▶ The exercise:
Locate every line in the records below that holds the word "charged" and return each one.

Entries from a dataset
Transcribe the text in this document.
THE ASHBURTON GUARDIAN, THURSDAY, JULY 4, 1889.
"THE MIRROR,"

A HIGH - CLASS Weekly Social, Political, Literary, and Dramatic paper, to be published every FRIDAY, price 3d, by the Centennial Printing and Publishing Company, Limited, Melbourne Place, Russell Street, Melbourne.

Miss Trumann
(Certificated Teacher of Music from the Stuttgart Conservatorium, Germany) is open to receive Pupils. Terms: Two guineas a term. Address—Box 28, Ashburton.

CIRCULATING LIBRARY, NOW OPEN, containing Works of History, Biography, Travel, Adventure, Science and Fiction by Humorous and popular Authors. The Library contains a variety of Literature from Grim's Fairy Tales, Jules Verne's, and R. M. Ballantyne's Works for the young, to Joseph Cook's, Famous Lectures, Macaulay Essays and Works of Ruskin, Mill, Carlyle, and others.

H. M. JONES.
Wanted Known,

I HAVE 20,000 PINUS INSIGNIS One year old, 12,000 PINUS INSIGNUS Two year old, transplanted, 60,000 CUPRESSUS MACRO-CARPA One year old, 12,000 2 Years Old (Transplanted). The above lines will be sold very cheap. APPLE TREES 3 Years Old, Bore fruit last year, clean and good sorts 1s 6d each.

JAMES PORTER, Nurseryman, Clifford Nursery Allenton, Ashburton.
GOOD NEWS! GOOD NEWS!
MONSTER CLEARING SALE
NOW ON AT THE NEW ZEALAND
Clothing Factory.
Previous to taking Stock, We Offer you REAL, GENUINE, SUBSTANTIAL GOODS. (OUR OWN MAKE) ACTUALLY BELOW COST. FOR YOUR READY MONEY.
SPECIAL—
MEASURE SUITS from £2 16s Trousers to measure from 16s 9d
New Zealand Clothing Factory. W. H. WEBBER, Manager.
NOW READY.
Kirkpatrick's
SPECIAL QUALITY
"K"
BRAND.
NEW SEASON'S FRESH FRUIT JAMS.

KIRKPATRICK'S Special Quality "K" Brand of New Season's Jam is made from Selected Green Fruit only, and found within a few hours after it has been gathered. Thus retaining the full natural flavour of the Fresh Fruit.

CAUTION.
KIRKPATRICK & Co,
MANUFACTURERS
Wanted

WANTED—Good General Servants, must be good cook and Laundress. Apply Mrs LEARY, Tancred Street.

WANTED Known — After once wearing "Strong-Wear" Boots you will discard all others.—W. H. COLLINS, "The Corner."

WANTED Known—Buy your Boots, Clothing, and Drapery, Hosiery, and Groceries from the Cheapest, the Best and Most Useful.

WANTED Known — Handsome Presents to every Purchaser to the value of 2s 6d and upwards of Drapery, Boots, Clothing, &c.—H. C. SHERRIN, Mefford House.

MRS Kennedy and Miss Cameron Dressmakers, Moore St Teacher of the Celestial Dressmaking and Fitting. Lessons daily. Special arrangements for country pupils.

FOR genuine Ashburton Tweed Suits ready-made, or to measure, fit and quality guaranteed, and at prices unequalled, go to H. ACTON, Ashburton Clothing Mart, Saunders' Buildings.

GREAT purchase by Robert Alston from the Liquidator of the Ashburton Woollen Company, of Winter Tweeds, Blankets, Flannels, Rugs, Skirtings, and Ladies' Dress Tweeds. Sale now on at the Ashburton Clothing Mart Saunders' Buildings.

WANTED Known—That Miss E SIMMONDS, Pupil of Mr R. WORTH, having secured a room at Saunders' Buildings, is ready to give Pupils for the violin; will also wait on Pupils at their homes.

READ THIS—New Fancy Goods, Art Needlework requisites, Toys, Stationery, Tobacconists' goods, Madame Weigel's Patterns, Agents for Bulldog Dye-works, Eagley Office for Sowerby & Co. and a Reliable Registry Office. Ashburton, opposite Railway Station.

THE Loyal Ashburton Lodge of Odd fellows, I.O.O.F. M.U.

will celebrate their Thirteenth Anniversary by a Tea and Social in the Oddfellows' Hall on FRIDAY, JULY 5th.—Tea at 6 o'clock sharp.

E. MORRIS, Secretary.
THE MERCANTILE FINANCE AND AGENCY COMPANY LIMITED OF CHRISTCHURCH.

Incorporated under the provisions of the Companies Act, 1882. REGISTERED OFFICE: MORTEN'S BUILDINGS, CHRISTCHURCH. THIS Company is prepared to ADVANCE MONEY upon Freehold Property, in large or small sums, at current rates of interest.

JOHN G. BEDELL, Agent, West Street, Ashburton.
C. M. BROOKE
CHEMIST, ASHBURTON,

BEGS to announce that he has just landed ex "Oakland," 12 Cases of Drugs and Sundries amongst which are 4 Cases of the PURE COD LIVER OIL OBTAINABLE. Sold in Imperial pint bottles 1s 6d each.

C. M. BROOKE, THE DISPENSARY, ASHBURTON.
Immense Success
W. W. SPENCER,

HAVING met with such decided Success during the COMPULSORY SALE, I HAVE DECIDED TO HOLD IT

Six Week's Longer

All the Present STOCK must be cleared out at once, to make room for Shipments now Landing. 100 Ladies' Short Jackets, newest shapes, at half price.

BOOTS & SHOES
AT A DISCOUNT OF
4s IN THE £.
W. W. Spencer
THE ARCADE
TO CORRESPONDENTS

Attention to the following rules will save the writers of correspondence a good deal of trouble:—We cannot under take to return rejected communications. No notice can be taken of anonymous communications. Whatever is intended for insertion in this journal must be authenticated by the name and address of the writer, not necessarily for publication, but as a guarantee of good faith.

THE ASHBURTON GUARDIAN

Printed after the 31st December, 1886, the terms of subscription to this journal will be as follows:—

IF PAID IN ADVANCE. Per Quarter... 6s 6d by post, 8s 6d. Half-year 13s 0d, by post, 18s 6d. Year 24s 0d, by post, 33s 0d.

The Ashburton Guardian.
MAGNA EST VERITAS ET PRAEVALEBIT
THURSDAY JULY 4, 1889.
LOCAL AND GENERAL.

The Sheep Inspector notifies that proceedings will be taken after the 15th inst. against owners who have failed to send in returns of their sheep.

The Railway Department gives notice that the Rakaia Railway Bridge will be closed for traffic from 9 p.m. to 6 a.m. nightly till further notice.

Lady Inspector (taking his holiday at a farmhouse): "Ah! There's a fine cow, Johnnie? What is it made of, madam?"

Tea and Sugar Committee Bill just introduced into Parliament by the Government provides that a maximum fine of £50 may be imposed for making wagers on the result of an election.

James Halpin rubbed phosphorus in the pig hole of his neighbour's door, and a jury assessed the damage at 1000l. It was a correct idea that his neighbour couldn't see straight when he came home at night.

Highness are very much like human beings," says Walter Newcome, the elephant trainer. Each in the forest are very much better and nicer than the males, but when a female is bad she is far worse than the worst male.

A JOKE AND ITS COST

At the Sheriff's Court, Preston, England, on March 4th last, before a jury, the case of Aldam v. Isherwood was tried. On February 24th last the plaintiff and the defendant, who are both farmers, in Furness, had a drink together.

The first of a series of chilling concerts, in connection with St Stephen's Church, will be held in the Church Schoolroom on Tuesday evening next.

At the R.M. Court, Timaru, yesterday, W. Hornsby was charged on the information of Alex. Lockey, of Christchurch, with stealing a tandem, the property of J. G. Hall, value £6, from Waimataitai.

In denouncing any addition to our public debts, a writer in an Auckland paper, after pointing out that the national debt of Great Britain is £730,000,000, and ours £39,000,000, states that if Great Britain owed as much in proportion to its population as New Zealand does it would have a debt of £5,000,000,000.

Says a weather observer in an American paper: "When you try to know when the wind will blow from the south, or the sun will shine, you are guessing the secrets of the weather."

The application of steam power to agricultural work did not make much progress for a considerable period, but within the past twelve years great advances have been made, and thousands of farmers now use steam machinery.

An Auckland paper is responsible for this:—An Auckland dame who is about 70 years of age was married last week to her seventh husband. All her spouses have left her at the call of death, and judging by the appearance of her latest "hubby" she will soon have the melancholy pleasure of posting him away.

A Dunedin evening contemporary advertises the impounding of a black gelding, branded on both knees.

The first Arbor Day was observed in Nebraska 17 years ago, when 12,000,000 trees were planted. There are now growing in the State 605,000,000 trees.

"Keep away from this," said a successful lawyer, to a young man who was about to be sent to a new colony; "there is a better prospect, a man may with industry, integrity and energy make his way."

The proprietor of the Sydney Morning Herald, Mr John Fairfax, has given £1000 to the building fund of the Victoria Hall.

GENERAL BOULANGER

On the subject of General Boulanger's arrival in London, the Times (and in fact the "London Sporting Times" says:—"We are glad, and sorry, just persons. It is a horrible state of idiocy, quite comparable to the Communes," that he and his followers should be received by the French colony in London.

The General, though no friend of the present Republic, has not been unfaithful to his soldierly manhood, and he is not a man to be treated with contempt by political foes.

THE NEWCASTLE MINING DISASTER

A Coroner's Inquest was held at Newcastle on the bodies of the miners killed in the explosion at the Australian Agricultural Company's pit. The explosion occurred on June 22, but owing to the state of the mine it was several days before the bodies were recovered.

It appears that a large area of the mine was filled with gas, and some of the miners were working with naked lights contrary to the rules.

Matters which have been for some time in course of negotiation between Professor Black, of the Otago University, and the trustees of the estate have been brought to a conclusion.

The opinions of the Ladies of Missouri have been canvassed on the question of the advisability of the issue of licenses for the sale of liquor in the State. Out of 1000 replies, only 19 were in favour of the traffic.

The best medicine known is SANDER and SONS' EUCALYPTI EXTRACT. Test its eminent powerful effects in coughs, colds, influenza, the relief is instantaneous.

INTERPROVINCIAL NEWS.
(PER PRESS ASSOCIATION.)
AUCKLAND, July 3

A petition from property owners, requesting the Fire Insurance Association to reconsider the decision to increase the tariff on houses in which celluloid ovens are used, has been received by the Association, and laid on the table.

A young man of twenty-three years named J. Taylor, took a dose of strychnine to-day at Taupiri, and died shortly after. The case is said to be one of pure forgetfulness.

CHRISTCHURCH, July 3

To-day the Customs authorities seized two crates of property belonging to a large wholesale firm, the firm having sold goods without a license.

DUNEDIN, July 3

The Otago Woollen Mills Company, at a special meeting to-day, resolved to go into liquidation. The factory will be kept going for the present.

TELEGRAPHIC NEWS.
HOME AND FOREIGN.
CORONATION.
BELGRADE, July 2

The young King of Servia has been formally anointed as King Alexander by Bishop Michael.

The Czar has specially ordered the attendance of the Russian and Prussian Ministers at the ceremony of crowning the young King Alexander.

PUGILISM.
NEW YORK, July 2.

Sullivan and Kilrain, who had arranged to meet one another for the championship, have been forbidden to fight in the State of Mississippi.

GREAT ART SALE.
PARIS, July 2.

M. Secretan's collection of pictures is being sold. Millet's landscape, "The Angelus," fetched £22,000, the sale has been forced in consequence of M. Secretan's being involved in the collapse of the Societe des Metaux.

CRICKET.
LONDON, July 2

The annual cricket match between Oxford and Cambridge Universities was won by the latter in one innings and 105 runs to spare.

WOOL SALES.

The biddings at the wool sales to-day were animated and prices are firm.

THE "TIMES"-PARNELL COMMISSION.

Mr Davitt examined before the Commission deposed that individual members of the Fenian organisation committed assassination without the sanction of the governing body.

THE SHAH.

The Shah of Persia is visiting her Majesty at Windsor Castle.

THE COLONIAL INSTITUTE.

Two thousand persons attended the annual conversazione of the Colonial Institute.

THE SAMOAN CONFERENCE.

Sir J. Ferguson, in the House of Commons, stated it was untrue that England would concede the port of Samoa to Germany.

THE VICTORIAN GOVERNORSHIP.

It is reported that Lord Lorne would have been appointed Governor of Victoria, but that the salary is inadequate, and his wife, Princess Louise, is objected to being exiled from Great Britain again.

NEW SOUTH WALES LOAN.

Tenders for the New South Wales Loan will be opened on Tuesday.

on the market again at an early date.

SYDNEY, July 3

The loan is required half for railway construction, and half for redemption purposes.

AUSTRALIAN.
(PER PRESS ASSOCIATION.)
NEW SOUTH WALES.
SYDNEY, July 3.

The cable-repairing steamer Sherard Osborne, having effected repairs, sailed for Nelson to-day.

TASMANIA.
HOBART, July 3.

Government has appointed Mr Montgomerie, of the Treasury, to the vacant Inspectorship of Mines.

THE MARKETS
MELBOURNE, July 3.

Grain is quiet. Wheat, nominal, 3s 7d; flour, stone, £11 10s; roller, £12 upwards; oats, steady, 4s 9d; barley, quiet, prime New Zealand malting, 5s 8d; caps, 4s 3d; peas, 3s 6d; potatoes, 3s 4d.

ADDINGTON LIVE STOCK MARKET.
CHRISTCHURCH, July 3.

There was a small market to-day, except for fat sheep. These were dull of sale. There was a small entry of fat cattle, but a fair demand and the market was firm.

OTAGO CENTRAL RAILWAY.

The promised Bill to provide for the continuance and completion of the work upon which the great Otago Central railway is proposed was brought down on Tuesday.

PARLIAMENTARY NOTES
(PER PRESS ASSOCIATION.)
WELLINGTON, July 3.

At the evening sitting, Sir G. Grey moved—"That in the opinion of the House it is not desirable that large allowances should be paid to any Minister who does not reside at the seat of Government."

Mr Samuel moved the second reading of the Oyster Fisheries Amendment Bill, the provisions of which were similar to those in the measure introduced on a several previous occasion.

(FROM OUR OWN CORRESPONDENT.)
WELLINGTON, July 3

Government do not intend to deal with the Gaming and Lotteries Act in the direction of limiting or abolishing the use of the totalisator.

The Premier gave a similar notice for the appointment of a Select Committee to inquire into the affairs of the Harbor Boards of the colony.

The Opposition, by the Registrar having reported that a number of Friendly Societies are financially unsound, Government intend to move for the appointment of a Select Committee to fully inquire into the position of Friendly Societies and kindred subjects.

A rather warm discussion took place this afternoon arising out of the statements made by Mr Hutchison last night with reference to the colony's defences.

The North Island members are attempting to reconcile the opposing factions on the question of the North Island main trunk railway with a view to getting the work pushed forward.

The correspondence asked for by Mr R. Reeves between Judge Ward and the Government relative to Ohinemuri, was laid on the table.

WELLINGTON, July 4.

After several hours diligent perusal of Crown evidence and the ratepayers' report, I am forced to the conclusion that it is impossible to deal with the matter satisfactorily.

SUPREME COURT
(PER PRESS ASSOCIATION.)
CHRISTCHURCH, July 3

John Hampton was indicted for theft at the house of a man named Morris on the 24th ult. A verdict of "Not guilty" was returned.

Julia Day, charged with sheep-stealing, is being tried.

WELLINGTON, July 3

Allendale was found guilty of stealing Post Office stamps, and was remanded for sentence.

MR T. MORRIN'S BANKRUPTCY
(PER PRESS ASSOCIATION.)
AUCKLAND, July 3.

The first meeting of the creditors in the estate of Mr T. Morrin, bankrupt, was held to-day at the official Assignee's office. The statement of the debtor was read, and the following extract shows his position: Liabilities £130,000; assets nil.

▶ In response:
At the R.M. Court, Timaru, yesterday, W. Hornsby was charged on the information of Alex. Lockey, of Christchurch, with stealing a tandem, the property of J. G. Hall, value £6, from Waimataitai.
Julia Day, charged with sheep-stealing, is being tried.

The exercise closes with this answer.